Set problem
Transcribe every record that appears below, exactly and in full.

Exercise inputs
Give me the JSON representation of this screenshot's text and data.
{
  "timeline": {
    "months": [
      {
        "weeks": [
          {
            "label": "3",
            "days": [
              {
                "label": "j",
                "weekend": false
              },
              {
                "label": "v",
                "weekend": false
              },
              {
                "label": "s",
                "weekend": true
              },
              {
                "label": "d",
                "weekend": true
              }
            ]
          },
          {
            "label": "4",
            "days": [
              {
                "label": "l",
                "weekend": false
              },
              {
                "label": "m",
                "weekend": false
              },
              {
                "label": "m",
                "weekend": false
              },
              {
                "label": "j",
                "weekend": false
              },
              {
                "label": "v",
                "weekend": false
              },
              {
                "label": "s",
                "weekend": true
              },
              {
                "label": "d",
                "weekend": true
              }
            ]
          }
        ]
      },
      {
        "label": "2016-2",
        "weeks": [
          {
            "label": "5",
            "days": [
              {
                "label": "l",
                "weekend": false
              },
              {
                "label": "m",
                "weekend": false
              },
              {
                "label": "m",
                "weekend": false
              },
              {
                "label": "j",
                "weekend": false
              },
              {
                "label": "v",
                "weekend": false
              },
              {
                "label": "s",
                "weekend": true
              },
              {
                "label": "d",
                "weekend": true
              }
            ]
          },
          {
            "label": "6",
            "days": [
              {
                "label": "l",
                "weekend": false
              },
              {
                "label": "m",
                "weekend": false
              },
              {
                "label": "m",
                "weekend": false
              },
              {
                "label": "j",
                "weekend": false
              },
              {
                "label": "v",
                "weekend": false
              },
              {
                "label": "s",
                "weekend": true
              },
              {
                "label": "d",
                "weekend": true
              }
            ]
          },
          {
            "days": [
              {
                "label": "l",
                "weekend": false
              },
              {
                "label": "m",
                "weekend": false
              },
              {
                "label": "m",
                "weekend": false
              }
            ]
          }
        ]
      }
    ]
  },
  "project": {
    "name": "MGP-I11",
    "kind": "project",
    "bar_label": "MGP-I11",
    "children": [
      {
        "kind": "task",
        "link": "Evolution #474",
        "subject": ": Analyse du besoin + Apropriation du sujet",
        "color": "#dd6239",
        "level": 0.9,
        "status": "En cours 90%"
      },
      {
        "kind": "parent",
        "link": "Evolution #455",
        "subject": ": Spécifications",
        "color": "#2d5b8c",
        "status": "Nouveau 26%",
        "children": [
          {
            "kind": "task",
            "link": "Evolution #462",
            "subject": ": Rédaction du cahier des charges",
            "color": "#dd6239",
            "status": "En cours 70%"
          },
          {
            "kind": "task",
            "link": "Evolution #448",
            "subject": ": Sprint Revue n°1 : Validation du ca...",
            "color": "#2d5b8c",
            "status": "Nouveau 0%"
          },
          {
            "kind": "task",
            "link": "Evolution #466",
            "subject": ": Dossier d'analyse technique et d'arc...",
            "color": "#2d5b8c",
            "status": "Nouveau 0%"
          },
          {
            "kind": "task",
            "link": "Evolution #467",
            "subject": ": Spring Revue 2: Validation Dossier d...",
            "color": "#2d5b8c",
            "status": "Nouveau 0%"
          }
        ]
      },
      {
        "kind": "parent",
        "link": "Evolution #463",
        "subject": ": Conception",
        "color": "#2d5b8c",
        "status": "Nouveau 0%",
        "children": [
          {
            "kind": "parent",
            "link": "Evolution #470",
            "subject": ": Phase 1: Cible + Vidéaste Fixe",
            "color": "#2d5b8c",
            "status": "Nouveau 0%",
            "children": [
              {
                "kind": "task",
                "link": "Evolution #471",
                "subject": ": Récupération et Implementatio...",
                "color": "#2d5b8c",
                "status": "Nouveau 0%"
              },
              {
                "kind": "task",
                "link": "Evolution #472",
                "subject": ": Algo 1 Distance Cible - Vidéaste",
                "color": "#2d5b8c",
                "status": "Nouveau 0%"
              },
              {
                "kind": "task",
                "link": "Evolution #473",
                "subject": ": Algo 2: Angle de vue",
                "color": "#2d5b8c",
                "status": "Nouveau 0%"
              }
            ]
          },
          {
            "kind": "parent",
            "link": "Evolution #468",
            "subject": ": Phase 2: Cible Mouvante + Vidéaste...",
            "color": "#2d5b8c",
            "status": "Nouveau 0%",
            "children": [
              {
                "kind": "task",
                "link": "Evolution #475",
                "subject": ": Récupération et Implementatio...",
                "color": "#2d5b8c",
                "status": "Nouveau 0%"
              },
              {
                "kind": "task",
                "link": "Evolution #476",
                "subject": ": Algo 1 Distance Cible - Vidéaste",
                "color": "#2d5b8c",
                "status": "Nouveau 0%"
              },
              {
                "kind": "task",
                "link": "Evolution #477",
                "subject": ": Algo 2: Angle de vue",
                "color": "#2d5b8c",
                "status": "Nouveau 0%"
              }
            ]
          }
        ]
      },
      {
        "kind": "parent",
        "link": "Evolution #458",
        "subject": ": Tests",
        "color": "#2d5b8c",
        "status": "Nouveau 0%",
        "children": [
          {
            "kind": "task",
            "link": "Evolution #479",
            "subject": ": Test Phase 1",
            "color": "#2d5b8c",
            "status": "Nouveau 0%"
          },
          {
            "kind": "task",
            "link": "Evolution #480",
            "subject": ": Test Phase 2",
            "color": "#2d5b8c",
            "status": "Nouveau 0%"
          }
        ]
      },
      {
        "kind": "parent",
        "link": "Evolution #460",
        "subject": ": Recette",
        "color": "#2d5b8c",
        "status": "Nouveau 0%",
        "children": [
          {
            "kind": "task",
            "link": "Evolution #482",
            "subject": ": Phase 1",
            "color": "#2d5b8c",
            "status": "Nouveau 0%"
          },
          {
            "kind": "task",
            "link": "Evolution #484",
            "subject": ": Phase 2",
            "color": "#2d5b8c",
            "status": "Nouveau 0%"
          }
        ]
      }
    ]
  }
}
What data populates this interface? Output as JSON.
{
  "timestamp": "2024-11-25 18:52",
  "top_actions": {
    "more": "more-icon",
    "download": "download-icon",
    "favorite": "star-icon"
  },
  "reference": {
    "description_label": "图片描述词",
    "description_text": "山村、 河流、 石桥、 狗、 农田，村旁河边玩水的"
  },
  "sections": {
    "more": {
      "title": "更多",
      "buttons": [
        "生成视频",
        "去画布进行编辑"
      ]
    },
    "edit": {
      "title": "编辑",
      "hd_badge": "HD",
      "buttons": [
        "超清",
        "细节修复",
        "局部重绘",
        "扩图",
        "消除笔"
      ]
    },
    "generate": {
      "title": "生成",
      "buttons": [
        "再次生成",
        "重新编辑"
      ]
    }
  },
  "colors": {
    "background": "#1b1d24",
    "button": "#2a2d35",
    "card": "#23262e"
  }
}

Solution to this exercise
Give me the JSON representation of this screenshot's text and data.
{
  "timeline": {
    "months": [
      {
        "weeks": [
          {
            "label": "3",
            "days": [
              {
                "label": "j",
                "weekend": false
              },
              {
                "label": "v",
                "weekend": false
              },
              {
                "label": "s",
                "weekend": true
              },
              {
                "label": "d",
                "weekend": true
              }
            ]
          },
          {
            "label": "4",
            "days": [
              {
                "label": "l",
                "weekend": false
              },
              {
                "label": "m",
                "weekend": false
              },
              {
                "label": "m",
                "weekend": false
              },
              {
                "label": "j",
                "weekend": false
              },
              {
                "label": "v",
                "weekend": false
              },
              {
                "label": "s",
                "weekend": true
              },
              {
                "label": "d",
                "weekend": true
              }
            ]
          }
        ]
      },
      {
        "label": "2016-2",
        "weeks": [
          {
            "label": "5",
            "days": [
              {
                "label": "l",
                "weekend": false
              },
              {
                "label": "m",
                "weekend": false
              },
              {
                "label": "m",
                "weekend": false
              },
              {
                "label": "j",
                "weekend": false
              },
              {
                "label": "v",
                "weekend": false
              },
              {
                "label": "s",
                "weekend": true
              },
              {
                "label": "d",
                "weekend": true
              }
            ]
          },
          {
            "label": "6",
            "days": [
              {
                "label": "l",
                "weekend": false
              },
              {
                "label": "m",
                "weekend": false
              },
              {
                "label": "m",
                "weekend": false
              },
              {
                "label": "j",
                "weekend": false
              },
              {
                "label": "v",
                "weekend": false
              },
              {
                "label": "s",
                "weekend": true
              },
              {
                "label": "d",
                "weekend": true
              }
            ]
          },
          {
            "days": [
              {
                "label": "l",
                "weekend": false
              },
              {
                "label": "m",
                "weekend": false
              },
              {
                "label": "m",
                "weekend": false
              }
            ]
          }
        ]
      }
    ]
  },
  "project": {
    "name": "MGP-I11",
    "kind": "project",
    "bar_label": "MGP-I11",
    "children": [
      {
        "kind": "task",
        "link": "Evolution #474",
        "subject": ": Analyse du besoin + Apropriation du sujet",
        "color": "#dd6239",
        "level": 0.9,
        "status": "En cours 90%"
      },
      {
        "kind": "parent",
        "link": "Evolution #455",
        "subject": ": Spécifications",
        "color": "#2d5b8c",
        "status": "Nouveau 26%",
        "children": [
          {
            "kind": "task",
            "link": "Evolution #462",
            "subject": ": Rédaction du cahier des charges",
            "color": "#dd6239",
            "status": "En cours 70%"
          },
          {
            "kind": "task",
            "link": "Evolution #448",
            "subject": ": Sprint Revue n°1 : Validation du ca...",
            "color": "#2d5b8c",
            "status": "Nouveau 0%"
          },
          {
            "kind": "task",
            "link": "Evolution #466",
            "subject": ": Dossier d'analyse technique et d'arc...",
            "color": "#2d5b8c",
            "status": "Nouveau 0%"
          },
          {
            "kind": "task",
            "link": "Evolution #467",
            "subject": ": Spring Revue 2: Validation Dossier d...",
            "color": "#2d5b8c",
            "status": "Nouveau 0%"
          }
        ]
      },
      {
        "kind": "parent",
        "link": "Evolution #463",
        "subject": ": Conception",
        "color": "#2d5b8c",
        "status": "Nouveau 0%",
        "children": [
          {
            "kind": "parent",
            "link": "Evolution #470",
            "subject": ": Phase 1: Cible + Vidéaste Fixe",
            "color": "#2d5b8c",
            "status": "Nouveau 0%",
            "children": [
              {
                "kind": "task",
                "link": "Evolution #471",
                "subject": ": Récupération et Implementatio...",
                "color": "#2d5b8c",
                "status": "Nouveau 0%"
              },
              {
                "kind": "task",
                "link": "Evolution #472",
                "subject": ": Algo 1 Distance Cible - Vidéaste",
                "color": "#2d5b8c",
                "status": "Nouveau 0%"
              },
              {
                "kind": "task",
                "link": "Evolution #473",
                "subject": ": Algo 2: Angle de vue",
                "color": "#2d5b8c",
                "status": "Nouveau 0%"
              }
            ]
          },
          {
            "kind": "parent",
            "link": "Evolution #468",
            "subject": ": Phase 2: Cible Mouvante + Vidéaste...",
            "color": "#2d5b8c",
            "status": "Nouveau 0%",
            "children": [
              {
                "kind": "task",
                "link": "Evolution #475",
                "subject": ": Récupération et Implementatio...",
                "color": "#2d5b8c",
                "status": "Nouveau 0%"
              },
              {
                "kind": "task",
                "link": "Evolution #476",
                "subject": ": Algo 1 Distance Cible - Vidéaste",
                "color": "#2d5b8c",
                "status": "Nouveau 0%"
              },
              {
                "kind": "task",
                "link": "Evolution #477",
                "subject": ": Algo 2: Angle de vue",
                "color": "#2d5b8c",
                "status": "Nouveau 0%"
              }
            ]
          }
        ]
      },
      {
        "kind": "parent",
        "link": "Evolution #458",
        "subject": ": Tests",
        "color": "#2d5b8c",
        "status": "Nouveau 0%",
        "children": [
          {
            "kind": "task",
            "link": "Evolution #479",
            "subject": ": Test Phase 1",
            "color": "#2d5b8c",
            "status": "Nouveau 0%"
          },
          {
            "kind": "task",
            "link": "Evolution #480",
            "subject": ": Test Phase 2",
            "color": "#2d5b8c",
            "status": "Nouveau 0%"
          }
        ]
      },
      {
        "kind": "parent",
        "link": "Evolution #460",
        "subject": ": Recette",
        "color": "#2d5b8c",
        "status": "Nouveau 0%",
        "children": [
          {
            "kind": "task",
            "link": "Evolution #482",
            "subject": ": Phase 1",
            "color": "#2d5b8c",
            "status": "Nouveau 0%"
          },
          {
            "kind": "task",
            "link": "Evolution #484",
            "subject": ": Phase 2",
            "color": "#2d5b8c",
            "status": "Nouveau 0%"
          }
        ]
      }
    ]
  }
}
What data populates this interface? Output as JSON.
{
  "timestamp": "2024-11-25 18:52",
  "top_actions": {
    "more": "more-icon",
    "download": "download-icon",
    "favorite": "star-icon"
  },
  "reference": {
    "description_label": "图片描述词",
    "description_text": "山村、 河流、 石桥、 狗、 农田，村旁河边玩水的"
  },
  "sections": {
    "more": {
      "title": "更多",
      "buttons": [
        "生成视频",
        "去画布进行编辑"
      ]
    },
    "edit": {
      "title": "编辑",
      "hd_badge": "HD",
      "buttons": [
        "超清",
        "细节修复",
        "局部重绘",
        "扩图",
        "消除笔"
      ]
    },
    "generate": {
      "title": "生成",
      "buttons": [
        "再次生成",
        "重新编辑"
      ]
    }
  },
  "colors": {
    "background": "#1b1d24",
    "button": "#2a2d35",
    "card": "#23262e"
  }
}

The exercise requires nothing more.